== Data excerpts
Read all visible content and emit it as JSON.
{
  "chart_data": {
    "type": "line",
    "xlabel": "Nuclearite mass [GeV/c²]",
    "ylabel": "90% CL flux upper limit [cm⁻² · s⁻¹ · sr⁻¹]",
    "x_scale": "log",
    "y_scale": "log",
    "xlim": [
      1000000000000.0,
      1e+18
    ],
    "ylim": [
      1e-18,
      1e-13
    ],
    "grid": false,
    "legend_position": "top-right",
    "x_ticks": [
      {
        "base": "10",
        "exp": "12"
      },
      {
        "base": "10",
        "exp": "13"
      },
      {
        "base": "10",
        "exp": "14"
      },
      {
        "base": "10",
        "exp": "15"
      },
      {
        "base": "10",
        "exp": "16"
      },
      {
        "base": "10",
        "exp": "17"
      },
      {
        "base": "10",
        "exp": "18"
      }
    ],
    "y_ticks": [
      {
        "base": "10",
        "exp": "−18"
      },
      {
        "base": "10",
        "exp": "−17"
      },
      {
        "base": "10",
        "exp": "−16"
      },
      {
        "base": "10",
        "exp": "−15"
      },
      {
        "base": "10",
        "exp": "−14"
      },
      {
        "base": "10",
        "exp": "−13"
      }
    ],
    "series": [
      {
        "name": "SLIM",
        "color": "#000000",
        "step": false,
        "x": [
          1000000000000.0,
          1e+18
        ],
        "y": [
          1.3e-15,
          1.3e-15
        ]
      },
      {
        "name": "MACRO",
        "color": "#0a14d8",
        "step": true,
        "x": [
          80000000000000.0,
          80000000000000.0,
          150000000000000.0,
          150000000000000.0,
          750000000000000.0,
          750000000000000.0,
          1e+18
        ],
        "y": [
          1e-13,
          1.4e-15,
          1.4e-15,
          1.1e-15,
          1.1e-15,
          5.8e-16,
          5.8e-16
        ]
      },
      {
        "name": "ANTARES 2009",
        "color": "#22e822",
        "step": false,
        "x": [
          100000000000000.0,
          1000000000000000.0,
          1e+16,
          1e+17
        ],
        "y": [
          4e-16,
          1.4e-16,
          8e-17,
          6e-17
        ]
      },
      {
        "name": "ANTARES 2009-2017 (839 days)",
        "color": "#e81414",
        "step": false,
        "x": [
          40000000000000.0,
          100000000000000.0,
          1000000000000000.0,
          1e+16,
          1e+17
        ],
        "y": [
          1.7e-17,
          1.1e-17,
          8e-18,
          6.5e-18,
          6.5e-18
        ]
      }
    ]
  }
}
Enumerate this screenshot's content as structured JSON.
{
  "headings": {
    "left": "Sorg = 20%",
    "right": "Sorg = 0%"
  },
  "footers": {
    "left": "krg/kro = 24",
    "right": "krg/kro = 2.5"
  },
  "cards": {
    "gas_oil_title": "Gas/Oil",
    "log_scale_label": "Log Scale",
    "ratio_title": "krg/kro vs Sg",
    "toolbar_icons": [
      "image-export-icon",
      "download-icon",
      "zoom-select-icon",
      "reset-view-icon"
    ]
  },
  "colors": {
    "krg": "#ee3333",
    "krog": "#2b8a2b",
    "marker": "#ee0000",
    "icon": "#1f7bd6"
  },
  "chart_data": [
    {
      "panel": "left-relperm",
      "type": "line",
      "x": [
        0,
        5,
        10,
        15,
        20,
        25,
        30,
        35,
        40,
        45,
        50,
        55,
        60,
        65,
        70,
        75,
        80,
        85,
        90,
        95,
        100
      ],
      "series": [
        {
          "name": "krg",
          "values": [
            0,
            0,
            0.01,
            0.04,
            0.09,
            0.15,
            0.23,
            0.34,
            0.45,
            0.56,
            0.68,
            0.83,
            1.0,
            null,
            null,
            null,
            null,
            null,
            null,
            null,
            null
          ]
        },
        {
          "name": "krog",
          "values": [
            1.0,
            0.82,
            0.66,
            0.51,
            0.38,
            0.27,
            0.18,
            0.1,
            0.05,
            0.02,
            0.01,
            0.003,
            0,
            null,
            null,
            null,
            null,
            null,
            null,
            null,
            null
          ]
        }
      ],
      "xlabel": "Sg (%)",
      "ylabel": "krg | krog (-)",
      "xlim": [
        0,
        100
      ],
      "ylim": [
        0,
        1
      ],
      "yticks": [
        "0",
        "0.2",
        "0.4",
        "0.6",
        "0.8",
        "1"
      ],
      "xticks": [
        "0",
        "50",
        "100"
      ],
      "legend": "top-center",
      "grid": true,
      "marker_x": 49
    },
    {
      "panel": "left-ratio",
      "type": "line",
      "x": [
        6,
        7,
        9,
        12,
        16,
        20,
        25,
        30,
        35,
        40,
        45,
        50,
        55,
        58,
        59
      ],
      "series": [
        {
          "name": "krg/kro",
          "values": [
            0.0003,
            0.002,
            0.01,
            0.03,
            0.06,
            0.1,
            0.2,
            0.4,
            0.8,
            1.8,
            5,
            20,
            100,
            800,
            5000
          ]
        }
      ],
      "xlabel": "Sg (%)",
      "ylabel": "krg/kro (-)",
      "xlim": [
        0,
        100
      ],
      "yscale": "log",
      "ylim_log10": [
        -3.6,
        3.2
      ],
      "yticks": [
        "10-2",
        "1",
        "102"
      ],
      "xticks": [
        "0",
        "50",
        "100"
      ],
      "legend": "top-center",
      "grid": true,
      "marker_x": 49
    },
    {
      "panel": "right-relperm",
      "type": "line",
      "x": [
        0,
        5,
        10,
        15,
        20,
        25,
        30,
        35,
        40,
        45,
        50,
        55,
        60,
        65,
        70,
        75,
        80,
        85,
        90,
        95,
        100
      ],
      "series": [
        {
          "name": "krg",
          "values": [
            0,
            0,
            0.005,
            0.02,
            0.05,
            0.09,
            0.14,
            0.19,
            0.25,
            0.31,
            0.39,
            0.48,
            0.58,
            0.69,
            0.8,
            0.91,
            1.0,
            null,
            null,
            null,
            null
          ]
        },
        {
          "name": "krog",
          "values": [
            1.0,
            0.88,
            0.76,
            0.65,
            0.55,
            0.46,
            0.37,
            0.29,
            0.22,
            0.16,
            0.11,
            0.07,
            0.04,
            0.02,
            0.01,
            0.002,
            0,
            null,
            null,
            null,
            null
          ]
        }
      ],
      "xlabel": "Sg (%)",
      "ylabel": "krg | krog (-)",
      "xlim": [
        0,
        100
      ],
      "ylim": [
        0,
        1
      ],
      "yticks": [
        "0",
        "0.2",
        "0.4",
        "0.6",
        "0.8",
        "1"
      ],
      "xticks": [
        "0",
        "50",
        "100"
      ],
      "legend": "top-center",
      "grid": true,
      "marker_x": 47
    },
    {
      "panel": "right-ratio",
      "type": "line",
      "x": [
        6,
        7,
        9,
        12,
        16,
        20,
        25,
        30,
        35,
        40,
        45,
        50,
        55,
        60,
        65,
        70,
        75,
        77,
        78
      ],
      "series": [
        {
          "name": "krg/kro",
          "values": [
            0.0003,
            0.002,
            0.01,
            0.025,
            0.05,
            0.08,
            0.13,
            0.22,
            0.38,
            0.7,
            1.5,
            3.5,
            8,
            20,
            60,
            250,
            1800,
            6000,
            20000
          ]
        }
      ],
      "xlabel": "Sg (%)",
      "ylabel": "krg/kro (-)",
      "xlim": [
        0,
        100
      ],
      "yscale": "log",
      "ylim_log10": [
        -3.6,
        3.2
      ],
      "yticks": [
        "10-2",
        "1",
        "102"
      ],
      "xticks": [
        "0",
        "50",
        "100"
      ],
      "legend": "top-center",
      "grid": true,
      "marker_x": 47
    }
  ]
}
====
Every line in the data above that contains "ANTARES" needs to be copied.

- **Output for this task**
        "name": "ANTARES 2009",
        "name": "ANTARES 2009-2017 (839 days)",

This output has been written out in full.